**Directions**.
Copy out all of the material, matching it word for word.

[Figure content listings]
"""
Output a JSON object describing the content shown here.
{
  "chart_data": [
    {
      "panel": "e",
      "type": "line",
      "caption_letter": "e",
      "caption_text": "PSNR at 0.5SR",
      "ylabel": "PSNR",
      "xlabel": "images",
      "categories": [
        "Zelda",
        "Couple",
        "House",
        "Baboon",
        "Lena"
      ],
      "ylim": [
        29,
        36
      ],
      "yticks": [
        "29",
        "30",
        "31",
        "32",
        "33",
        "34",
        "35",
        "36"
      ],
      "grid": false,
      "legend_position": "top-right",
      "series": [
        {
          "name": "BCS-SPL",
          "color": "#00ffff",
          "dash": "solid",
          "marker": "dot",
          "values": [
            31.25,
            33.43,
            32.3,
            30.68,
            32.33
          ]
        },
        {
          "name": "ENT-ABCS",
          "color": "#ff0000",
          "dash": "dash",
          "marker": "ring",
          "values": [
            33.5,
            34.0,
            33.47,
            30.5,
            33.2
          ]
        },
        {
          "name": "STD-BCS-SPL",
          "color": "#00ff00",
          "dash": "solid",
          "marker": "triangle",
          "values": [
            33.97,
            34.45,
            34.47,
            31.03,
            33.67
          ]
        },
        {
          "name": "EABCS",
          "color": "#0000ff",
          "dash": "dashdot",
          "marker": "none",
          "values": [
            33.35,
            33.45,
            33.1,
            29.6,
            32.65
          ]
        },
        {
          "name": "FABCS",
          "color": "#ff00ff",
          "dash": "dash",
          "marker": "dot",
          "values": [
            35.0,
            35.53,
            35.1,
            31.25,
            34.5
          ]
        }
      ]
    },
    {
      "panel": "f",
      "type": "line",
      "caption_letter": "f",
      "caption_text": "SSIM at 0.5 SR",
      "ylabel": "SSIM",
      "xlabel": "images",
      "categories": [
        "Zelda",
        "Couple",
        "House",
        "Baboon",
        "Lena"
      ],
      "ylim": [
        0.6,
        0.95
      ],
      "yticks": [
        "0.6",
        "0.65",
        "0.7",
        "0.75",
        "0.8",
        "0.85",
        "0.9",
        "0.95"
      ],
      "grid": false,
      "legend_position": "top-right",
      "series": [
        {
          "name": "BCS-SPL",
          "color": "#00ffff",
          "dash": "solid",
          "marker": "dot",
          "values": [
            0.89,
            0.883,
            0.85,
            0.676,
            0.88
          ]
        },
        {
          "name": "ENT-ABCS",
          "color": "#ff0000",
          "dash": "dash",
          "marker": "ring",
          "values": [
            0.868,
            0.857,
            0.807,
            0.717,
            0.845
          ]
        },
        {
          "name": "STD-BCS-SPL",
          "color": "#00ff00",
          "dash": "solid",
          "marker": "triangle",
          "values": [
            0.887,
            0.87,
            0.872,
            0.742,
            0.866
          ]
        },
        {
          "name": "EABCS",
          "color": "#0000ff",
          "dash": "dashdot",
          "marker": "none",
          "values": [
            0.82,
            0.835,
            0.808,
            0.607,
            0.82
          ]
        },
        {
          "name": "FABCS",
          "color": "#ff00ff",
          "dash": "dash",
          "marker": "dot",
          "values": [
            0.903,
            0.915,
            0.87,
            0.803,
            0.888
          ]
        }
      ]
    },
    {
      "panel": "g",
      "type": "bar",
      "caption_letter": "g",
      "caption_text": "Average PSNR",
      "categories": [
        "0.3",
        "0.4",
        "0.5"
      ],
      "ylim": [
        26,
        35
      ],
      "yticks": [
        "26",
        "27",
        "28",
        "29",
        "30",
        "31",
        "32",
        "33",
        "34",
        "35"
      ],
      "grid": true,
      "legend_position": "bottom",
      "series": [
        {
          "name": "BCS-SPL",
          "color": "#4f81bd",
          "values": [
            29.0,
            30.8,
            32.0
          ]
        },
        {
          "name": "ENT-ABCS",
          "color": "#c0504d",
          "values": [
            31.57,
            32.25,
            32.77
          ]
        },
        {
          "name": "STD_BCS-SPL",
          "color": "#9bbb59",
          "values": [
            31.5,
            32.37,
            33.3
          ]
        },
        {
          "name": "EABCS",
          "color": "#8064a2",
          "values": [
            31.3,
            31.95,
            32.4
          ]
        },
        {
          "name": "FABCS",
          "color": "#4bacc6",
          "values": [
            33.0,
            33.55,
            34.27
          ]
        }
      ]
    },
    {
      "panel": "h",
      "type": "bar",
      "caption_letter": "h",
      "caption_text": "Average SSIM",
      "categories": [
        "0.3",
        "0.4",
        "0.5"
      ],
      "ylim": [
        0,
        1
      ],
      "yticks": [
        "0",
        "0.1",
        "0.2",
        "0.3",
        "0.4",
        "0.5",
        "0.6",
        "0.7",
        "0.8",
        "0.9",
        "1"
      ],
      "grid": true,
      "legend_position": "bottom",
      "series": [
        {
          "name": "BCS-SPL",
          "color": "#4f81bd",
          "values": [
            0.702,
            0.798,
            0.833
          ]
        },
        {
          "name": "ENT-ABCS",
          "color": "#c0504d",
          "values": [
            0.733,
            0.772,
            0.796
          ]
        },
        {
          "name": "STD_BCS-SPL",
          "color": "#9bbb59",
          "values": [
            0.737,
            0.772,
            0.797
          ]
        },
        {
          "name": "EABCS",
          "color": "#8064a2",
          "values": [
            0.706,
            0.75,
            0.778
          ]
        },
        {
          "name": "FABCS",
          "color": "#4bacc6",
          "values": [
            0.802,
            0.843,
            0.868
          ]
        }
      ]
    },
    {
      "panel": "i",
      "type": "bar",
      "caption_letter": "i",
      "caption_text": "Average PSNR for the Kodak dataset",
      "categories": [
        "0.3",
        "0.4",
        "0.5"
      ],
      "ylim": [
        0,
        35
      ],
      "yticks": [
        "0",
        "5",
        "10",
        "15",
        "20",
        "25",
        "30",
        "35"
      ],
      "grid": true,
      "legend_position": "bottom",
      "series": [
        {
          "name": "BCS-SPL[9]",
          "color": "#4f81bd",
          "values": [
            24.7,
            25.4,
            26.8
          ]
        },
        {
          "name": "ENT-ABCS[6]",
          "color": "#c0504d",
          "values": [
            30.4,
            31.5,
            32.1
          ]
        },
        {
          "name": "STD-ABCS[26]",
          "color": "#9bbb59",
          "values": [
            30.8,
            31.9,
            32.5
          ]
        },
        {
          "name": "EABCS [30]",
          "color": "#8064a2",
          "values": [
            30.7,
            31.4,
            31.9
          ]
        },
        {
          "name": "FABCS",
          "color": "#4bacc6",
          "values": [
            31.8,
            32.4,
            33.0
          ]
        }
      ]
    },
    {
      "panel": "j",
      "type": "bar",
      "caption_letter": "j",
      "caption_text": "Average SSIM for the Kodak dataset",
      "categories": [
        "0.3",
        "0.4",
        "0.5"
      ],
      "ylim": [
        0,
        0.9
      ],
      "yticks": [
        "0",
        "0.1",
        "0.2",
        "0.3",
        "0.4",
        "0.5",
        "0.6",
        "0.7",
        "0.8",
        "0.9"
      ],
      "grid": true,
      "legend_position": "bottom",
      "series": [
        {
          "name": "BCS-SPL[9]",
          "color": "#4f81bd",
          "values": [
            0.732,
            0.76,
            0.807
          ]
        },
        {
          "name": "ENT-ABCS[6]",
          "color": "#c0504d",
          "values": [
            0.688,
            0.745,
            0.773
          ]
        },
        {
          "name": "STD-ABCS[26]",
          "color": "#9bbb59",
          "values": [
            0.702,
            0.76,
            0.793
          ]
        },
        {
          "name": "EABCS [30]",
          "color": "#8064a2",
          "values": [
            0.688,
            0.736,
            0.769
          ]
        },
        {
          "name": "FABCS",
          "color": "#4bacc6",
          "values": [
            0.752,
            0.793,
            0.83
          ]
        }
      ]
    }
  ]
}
"""
**The completed task**.
Output a JSON object describing the content shown here.
{
  "chart_data": [
    {
      "panel": "e",
      "type": "line",
      "caption_letter": "e",
      "caption_text": "PSNR at 0.5SR",
      "ylabel": "PSNR",
      "xlabel": "images",
      "categories": [
        "Zelda",
        "Couple",
        "House",
        "Baboon",
        "Lena"
      ],
      "ylim": [
        29,
        36
      ],
      "yticks": [
        "29",
        "30",
        "31",
        "32",
        "33",
        "34",
        "35",
        "36"
      ],
      "grid": false,
      "legend_position": "top-right",
      "series": [
        {
          "name": "BCS-SPL",
          "color": "#00ffff",
          "dash": "solid",
          "marker": "dot",
          "values": [
            31.25,
            33.43,
            32.3,
            30.68,
            32.33
          ]
        },
        {
          "name": "ENT-ABCS",
          "color": "#ff0000",
          "dash": "dash",
          "marker": "ring",
          "values": [
            33.5,
            34.0,
            33.47,
            30.5,
            33.2
          ]
        },
        {
          "name": "STD-BCS-SPL",
          "color": "#00ff00",
          "dash": "solid",
          "marker": "triangle",
          "values": [
            33.97,
            34.45,
            34.47,
            31.03,
            33.67
          ]
        },
        {
          "name": "EABCS",
          "color": "#0000ff",
          "dash": "dashdot",
          "marker": "none",
          "values": [
            33.35,
            33.45,
            33.1,
            29.6,
            32.65
          ]
        },
        {
          "name": "FABCS",
          "color": "#ff00ff",
          "dash": "dash",
          "marker": "dot",
          "values": [
            35.0,
            35.53,
            35.1,
            31.25,
            34.5
          ]
        }
      ]
    },
    {
      "panel": "f",
      "type": "line",
      "caption_letter": "f",
      "caption_text": "SSIM at 0.5 SR",
      "ylabel": "SSIM",
      "xlabel": "images",
      "categories": [
        "Zelda",
        "Couple",
        "House",
        "Baboon",
        "Lena"
      ],
      "ylim": [
        0.6,
        0.95
      ],
      "yticks": [
        "0.6",
        "0.65",
        "0.7",
        "0.75",
        "0.8",
        "0.85",
        "0.9",
        "0.95"
      ],
      "grid": false,
      "legend_position": "top-right",
      "series": [
        {
          "name": "BCS-SPL",
          "color": "#00ffff",
          "dash": "solid",
          "marker": "dot",
          "values": [
            0.89,
            0.883,
            0.85,
            0.676,
            0.88
          ]
        },
        {
          "name": "ENT-ABCS",
          "color": "#ff0000",
          "dash": "dash",
          "marker": "ring",
          "values": [
            0.868,
            0.857,
            0.807,
            0.717,
            0.845
          ]
        },
        {
          "name": "STD-BCS-SPL",
          "color": "#00ff00",
          "dash": "solid",
          "marker": "triangle",
          "values": [
            0.887,
            0.87,
            0.872,
            0.742,
            0.866
          ]
        },
        {
          "name": "EABCS",
          "color": "#0000ff",
          "dash": "dashdot",
          "marker": "none",
          "values": [
            0.82,
            0.835,
            0.808,
            0.607,
            0.82
          ]
        },
        {
          "name": "FABCS",
          "color": "#ff00ff",
          "dash": "dash",
          "marker": "dot",
          "values": [
            0.903,
            0.915,
            0.87,
            0.803,
            0.888
          ]
        }
      ]
    },
    {
      "panel": "g",
      "type": "bar",
      "caption_letter": "g",
      "caption_text": "Average PSNR",
      "categories": [
        "0.3",
        "0.4",
        "0.5"
      ],
      "ylim": [
        26,
        35
      ],
      "yticks": [
        "26",
        "27",
        "28",
        "29",
        "30",
        "31",
        "32",
        "33",
        "34",
        "35"
      ],
      "grid": true,
      "legend_position": "bottom",
      "series": [
        {
          "name": "BCS-SPL",
          "color": "#4f81bd",
          "values": [
            29.0,
            30.8,
            32.0
          ]
        },
        {
          "name": "ENT-ABCS",
          "color": "#c0504d",
          "values": [
            31.57,
            32.25,
            32.77
          ]
        },
        {
          "name": "STD_BCS-SPL",
          "color": "#9bbb59",
          "values": [
            31.5,
            32.37,
            33.3
          ]
        },
        {
          "name": "EABCS",
          "color": "#8064a2",
          "values": [
            31.3,
            31.95,
            32.4
          ]
        },
        {
          "name": "FABCS",
          "color": "#4bacc6",
          "values": [
            33.0,
            33.55,
            34.27
          ]
        }
      ]
    },
    {
      "panel": "h",
      "type": "bar",
      "caption_letter": "h",
      "caption_text": "Average SSIM",
      "categories": [
        "0.3",
        "0.4",
        "0.5"
      ],
      "ylim": [
        0,
        1
      ],
      "yticks": [
        "0",
        "0.1",
        "0.2",
        "0.3",
        "0.4",
        "0.5",
        "0.6",
        "0.7",
        "0.8",
        "0.9",
        "1"
      ],
      "grid": true,
      "legend_position": "bottom",
      "series": [
        {
          "name": "BCS-SPL",
          "color": "#4f81bd",
          "values": [
            0.702,
            0.798,
            0.833
          ]
        },
        {
          "name": "ENT-ABCS",
          "color": "#c0504d",
          "values": [
            0.733,
            0.772,
            0.796
          ]
        },
        {
          "name": "STD_BCS-SPL",
          "color": "#9bbb59",
          "values": [
            0.737,
            0.772,
            0.797
          ]
        },
        {
          "name": "EABCS",
          "color": "#8064a2",
          "values": [
            0.706,
            0.75,
            0.778
          ]
        },
        {
          "name": "FABCS",
          "color": "#4bacc6",
          "values": [
            0.802,
            0.843,
            0.868
          ]
        }
      ]
    },
    {
      "panel": "i",
      "type": "bar",
      "caption_letter": "i",
      "caption_text": "Average PSNR for the Kodak dataset",
      "categories": [
        "0.3",
        "0.4",
        "0.5"
      ],
      "ylim": [
        0,
        35
      ],
      "yticks": [
        "0",
        "5",
        "10",
        "15",
        "20",
        "25",
        "30",
        "35"
      ],
      "grid": true,
      "legend_position": "bottom",
      "series": [
        {
          "name": "BCS-SPL[9]",
          "color": "#4f81bd",
          "values": [
            24.7,
            25.4,
            26.8
          ]
        },
        {
          "name": "ENT-ABCS[6]",
          "color": "#c0504d",
          "values": [
            30.4,
            31.5,
            32.1
          ]
        },
        {
          "name": "STD-ABCS[26]",
          "color": "#9bbb59",
          "values": [
            30.8,
            31.9,
            32.5
          ]
        },
        {
          "name": "EABCS [30]",
          "color": "#8064a2",
          "values": [
            30.7,
            31.4,
            31.9
          ]
        },
        {
          "name": "FABCS",
          "color": "#4bacc6",
          "values": [
            31.8,
            32.4,
            33.0
          ]
        }
      ]
    },
    {
      "panel": "j",
      "type": "bar",
      "caption_letter": "j",
      "caption_text": "Average SSIM for the Kodak dataset",
      "categories": [
        "0.3",
        "0.4",
        "0.5"
      ],
      "ylim": [
        0,
        0.9
      ],
      "yticks": [
        "0",
        "0.1",
        "0.2",
        "0.3",
        "0.4",
        "0.5",
        "0.6",
        "0.7",
        "0.8",
        "0.9"
      ],
      "grid": true,
      "legend_position": "bottom",
      "series": [
        {
          "name": "BCS-SPL[9]",
          "color": "#4f81bd",
          "values": [
            0.732,
            0.76,
            0.807
          ]
        },
        {
          "name": "ENT-ABCS[6]",
          "color": "#c0504d",
          "values": [
            0.688,
            0.745,
            0.773
          ]
        },
        {
          "name": "STD-ABCS[26]",
          "color": "#9bbb59",
          "values": [
            0.702,
            0.76,
            0.793
          ]
        },
        {
          "name": "EABCS [30]",
          "color": "#8064a2",
          "values": [
            0.688,
            0.736,
            0.769
          ]
        },
        {
          "name": "FABCS",
          "color": "#4bacc6",
          "values": [
            0.752,
            0.793,
            0.83
          ]
        }
      ]
    }
  ]
}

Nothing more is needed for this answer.